Dataset items

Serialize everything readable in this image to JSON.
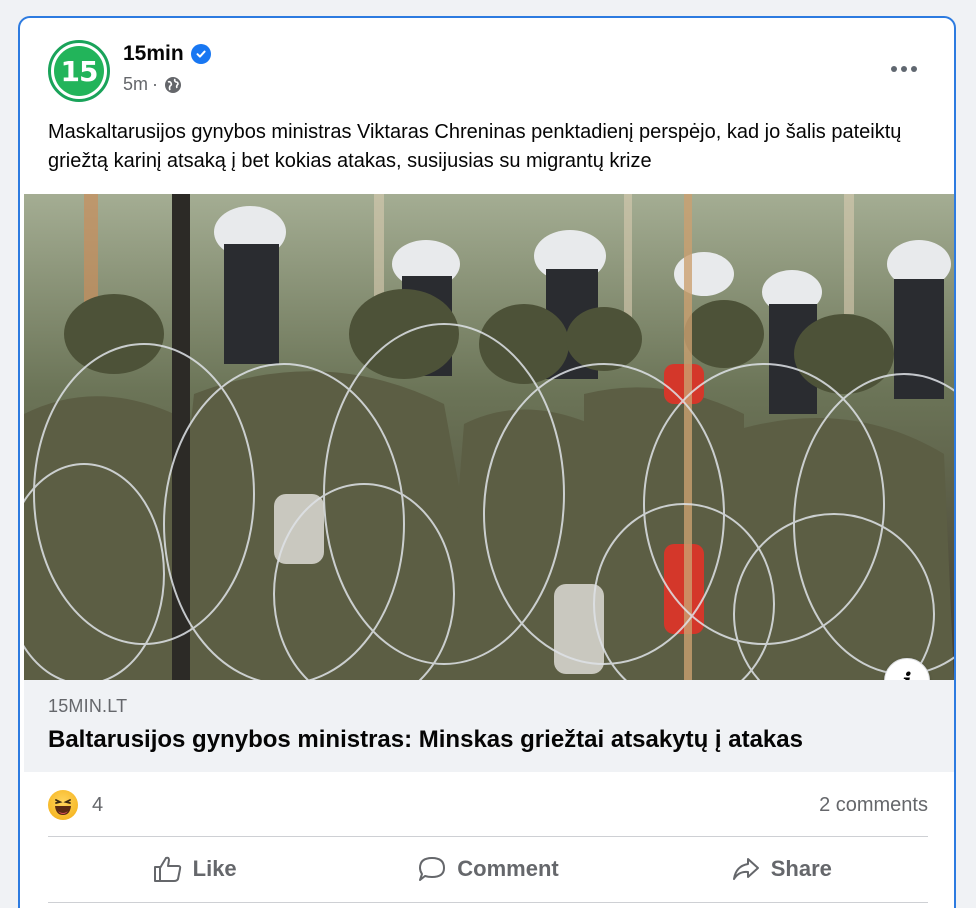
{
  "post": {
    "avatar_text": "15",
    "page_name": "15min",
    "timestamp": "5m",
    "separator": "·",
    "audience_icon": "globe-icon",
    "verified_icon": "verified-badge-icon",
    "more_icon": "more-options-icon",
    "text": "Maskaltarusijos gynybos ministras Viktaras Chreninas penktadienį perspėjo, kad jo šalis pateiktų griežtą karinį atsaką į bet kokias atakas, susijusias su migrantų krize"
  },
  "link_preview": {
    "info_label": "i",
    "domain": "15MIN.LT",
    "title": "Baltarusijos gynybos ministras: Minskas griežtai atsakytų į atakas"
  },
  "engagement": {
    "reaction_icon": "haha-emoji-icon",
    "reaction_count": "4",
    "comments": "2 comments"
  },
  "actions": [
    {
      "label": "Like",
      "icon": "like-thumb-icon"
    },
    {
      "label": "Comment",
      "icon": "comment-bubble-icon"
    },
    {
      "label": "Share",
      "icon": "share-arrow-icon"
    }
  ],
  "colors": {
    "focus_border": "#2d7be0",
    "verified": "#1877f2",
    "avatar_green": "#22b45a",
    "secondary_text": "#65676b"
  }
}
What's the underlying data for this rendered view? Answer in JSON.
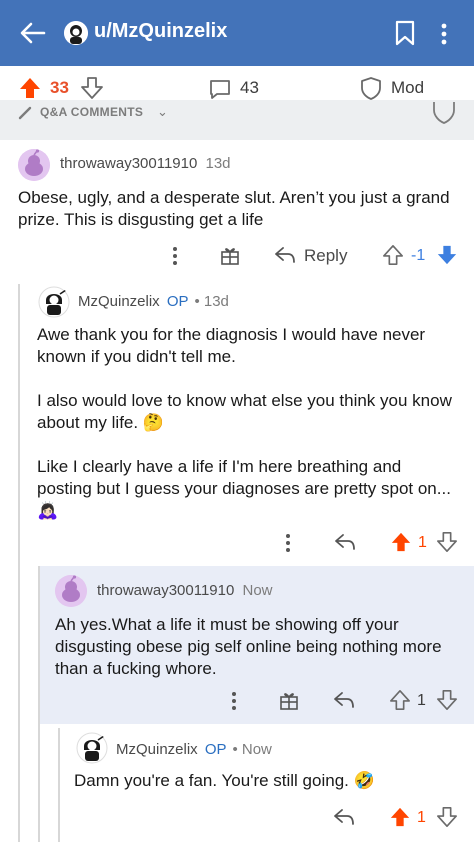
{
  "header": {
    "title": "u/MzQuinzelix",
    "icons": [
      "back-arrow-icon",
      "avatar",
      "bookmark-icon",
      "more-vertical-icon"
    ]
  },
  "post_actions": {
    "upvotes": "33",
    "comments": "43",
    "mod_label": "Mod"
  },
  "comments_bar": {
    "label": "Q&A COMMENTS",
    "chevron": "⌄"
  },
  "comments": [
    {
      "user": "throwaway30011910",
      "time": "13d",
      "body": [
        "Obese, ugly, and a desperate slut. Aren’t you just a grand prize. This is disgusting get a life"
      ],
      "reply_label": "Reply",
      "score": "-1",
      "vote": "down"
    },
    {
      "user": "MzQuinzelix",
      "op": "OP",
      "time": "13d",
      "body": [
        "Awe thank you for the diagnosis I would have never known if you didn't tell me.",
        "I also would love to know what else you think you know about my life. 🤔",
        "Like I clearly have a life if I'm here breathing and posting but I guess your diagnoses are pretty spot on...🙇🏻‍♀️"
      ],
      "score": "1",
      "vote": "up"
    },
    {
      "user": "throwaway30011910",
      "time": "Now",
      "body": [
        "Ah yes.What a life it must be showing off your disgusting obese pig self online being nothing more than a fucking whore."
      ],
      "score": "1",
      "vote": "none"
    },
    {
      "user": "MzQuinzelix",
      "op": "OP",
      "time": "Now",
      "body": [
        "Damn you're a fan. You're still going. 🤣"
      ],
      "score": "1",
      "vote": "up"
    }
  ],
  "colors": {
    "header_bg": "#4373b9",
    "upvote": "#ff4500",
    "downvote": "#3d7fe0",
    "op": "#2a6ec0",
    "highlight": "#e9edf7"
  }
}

DIRECTIONS FOR THIS TASK
Go through the records and gather the lines that hold "your".

RESPONSE TO THIS TASK
        "Like I clearly have a life if I'm here breathing and posting but I guess your diagnoses are pretty spot on...🙇🏻‍♀️"
        "Ah yes.What a life it must be showing off your disgusting obese pig self online being nothing more than a fucking whore."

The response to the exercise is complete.